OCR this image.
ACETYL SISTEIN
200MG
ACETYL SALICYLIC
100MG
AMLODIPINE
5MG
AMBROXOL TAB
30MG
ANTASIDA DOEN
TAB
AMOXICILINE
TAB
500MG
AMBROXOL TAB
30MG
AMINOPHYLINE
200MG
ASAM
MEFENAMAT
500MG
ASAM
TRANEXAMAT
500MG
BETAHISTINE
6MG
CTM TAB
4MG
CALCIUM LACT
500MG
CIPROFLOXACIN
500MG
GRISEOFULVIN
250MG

========

Above are the records; copy all of them exactly.

OCR this image.
ACETYL SISTEIN
200MG
ACETYL SALICYLIC
100MG
AMLODIPINE
5MG
AMBROXOL TAB
30MG
ANTASIDA DOEN
TAB
AMOXICILINE
TAB
500MG
AMBROXOL TAB
30MG
AMINOPHYLINE
200MG
ASAM
MEFENAMAT
500MG
ASAM
TRANEXAMAT
500MG
BETAHISTINE
6MG
CTM TAB
4MG
CALCIUM LACT
500MG
CIPROFLOXACIN
500MG
GRISEOFULVIN
250MG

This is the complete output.